> What the task requires
Records follow. Copy every line with "gens".

> Records supplied
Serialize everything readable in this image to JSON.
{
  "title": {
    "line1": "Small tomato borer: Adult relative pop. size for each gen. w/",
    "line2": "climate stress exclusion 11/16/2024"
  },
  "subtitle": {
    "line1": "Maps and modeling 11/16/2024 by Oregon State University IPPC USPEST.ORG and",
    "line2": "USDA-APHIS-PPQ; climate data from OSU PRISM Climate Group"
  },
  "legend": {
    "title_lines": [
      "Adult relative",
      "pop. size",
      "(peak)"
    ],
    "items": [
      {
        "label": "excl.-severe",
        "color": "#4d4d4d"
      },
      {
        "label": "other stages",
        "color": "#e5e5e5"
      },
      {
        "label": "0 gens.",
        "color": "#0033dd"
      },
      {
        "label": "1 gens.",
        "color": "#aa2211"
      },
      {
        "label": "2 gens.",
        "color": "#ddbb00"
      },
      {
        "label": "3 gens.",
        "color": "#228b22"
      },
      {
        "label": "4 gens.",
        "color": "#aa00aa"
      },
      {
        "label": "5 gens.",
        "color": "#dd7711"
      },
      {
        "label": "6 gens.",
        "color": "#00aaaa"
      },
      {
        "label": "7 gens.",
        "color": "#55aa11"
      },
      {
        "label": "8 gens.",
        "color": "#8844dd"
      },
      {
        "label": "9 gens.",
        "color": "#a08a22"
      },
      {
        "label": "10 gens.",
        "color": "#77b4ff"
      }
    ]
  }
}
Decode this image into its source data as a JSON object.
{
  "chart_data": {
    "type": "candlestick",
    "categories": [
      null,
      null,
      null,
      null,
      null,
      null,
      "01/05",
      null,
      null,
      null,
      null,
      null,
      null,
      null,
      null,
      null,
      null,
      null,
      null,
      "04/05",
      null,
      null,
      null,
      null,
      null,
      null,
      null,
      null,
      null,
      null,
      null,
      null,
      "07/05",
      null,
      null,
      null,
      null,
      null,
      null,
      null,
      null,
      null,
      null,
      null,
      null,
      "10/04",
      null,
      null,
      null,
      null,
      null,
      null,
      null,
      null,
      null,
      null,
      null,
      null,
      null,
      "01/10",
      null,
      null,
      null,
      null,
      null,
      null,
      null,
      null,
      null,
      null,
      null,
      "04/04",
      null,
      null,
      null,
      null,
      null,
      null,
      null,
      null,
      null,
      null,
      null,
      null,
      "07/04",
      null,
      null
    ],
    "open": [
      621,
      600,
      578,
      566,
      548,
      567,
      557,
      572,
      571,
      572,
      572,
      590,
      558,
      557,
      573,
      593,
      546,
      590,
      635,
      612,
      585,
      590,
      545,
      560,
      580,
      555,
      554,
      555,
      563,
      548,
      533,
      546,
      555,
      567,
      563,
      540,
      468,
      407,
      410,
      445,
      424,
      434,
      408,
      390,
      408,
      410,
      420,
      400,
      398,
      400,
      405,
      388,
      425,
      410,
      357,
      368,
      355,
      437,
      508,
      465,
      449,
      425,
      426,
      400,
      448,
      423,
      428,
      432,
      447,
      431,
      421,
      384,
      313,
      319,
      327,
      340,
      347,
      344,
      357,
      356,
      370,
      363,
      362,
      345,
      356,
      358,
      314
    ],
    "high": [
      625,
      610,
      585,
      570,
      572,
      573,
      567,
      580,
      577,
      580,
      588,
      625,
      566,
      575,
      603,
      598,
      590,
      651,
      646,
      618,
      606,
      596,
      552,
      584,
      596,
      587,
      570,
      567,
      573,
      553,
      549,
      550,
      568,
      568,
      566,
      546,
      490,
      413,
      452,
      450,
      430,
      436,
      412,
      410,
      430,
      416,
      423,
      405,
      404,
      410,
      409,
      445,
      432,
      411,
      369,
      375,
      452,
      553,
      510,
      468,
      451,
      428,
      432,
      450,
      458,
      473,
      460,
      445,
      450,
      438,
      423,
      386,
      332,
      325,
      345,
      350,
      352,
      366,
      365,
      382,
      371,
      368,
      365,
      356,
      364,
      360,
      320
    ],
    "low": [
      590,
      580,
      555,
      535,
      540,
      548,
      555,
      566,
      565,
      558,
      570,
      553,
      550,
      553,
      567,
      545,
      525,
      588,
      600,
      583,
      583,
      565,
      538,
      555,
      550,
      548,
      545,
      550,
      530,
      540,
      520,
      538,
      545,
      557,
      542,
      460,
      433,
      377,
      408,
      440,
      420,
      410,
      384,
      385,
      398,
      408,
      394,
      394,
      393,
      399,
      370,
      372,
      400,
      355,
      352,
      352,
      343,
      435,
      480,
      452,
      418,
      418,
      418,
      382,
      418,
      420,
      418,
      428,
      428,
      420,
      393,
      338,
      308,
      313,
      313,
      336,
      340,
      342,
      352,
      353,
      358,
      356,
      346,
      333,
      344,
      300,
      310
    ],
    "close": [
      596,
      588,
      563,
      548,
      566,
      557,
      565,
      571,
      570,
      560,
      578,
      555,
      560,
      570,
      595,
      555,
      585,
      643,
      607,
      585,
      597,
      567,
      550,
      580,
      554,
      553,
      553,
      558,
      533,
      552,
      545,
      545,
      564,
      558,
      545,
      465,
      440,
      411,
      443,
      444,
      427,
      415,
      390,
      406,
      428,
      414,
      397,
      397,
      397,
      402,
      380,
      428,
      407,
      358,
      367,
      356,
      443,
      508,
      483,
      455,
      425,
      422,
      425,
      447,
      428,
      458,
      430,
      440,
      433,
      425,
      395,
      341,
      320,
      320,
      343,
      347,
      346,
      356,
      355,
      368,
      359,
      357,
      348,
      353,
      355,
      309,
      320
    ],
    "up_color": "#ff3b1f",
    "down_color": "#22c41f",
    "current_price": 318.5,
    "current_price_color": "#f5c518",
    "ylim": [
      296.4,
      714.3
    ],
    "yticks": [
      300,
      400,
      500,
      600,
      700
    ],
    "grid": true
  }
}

> The answer
        "label": "0 gens.",
        "label": "1 gens.",
        "label": "2 gens.",
        "label": "3 gens.",
        "label": "4 gens.",
        "label": "5 gens.",
        "label": "6 gens.",
        "label": "7 gens.",
        "label": "8 gens.",
        "label": "9 gens.",
        "label": "10 gens.",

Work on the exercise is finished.